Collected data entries
[start]
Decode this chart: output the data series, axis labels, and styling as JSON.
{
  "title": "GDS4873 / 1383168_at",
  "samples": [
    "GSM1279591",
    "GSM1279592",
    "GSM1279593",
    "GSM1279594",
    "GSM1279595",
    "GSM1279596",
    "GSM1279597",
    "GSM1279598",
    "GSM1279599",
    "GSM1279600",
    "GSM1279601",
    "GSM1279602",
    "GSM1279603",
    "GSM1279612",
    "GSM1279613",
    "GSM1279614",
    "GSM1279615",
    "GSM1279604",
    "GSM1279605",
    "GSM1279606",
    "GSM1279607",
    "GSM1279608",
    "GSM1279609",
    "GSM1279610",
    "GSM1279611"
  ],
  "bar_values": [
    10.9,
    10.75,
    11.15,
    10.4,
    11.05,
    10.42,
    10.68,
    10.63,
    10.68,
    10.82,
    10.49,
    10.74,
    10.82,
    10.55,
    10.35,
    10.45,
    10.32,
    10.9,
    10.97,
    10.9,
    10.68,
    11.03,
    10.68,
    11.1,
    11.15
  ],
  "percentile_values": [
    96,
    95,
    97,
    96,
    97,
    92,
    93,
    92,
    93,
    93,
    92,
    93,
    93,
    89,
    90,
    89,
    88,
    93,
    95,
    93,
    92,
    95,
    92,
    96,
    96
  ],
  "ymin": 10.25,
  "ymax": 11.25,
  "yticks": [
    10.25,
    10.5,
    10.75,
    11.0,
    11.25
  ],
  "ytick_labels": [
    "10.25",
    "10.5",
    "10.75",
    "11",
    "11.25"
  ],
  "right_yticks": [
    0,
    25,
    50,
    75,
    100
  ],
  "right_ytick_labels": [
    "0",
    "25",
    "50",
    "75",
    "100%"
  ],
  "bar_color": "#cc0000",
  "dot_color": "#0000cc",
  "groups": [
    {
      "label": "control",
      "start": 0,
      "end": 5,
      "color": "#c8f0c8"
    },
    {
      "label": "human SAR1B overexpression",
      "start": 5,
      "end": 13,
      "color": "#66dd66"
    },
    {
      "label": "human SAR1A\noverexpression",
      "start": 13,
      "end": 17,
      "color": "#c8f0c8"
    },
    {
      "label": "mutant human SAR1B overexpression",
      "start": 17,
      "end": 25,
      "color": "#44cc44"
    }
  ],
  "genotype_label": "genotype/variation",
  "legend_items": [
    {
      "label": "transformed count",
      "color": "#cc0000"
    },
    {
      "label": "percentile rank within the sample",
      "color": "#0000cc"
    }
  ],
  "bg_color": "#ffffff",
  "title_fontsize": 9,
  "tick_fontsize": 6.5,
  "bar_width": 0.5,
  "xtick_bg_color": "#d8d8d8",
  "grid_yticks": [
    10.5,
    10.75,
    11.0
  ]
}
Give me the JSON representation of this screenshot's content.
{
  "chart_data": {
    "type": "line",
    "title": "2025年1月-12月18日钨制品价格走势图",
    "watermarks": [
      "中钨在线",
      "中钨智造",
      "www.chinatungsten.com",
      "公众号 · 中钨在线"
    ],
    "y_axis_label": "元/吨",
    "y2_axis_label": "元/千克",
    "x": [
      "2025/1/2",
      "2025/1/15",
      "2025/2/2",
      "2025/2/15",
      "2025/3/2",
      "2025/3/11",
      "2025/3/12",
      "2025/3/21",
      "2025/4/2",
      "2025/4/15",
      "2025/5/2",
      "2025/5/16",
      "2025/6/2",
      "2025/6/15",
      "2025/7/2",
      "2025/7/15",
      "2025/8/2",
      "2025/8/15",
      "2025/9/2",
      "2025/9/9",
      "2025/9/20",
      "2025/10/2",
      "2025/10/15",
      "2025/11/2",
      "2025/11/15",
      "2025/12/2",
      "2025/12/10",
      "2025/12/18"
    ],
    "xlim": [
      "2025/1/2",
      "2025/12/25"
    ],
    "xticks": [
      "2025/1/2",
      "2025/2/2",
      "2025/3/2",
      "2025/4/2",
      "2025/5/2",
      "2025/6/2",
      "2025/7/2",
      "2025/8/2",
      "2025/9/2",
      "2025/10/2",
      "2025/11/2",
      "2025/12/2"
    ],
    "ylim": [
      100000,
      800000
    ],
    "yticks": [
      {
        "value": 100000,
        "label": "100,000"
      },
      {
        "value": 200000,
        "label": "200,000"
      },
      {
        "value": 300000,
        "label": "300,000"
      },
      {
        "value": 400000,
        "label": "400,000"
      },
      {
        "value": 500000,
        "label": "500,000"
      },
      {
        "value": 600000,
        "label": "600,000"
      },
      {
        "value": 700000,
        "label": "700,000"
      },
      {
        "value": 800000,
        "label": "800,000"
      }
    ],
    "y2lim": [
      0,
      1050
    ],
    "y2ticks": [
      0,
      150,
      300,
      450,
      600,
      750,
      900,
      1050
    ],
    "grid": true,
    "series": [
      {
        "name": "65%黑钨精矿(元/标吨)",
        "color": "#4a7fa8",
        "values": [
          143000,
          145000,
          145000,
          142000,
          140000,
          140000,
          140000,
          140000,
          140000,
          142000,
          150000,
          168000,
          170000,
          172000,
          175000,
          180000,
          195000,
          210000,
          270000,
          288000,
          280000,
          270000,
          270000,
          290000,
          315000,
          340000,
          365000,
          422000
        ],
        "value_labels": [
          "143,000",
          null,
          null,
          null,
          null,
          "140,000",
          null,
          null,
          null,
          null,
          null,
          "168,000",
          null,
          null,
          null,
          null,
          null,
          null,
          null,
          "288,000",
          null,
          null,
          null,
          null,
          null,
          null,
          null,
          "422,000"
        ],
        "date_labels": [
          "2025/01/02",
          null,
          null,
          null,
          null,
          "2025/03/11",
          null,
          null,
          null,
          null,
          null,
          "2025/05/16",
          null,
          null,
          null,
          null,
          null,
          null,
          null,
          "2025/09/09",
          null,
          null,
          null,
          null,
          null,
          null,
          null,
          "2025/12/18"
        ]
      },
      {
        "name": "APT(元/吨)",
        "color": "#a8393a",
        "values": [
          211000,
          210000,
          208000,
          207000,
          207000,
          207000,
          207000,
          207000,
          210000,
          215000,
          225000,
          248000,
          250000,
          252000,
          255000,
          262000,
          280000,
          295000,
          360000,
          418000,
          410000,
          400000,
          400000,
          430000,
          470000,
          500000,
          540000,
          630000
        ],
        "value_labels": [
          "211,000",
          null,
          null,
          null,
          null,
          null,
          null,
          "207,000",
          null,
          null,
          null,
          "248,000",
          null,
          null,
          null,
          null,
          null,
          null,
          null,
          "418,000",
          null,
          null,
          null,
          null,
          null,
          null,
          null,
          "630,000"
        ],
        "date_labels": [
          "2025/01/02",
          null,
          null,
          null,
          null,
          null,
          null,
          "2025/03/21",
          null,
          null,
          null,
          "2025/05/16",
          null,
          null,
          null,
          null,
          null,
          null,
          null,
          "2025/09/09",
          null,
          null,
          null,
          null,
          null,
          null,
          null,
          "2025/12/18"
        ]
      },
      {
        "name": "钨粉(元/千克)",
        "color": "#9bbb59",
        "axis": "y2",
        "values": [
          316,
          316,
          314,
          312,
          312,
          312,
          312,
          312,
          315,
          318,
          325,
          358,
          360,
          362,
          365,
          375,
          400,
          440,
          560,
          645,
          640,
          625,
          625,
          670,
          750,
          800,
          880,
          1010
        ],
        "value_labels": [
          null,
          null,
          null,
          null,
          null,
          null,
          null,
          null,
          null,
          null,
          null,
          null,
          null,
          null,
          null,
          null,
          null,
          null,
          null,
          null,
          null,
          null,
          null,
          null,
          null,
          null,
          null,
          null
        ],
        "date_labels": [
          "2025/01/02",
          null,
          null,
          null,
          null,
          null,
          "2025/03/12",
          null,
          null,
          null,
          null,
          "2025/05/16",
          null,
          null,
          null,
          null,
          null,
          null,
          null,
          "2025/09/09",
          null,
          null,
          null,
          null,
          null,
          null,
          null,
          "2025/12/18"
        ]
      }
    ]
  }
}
[end]
Pull out every line of the entries that includes the word "this".

Decode this chart: output the data series, axis labels, and styling as JSON.
Give me the JSON representation of this screenshot's content.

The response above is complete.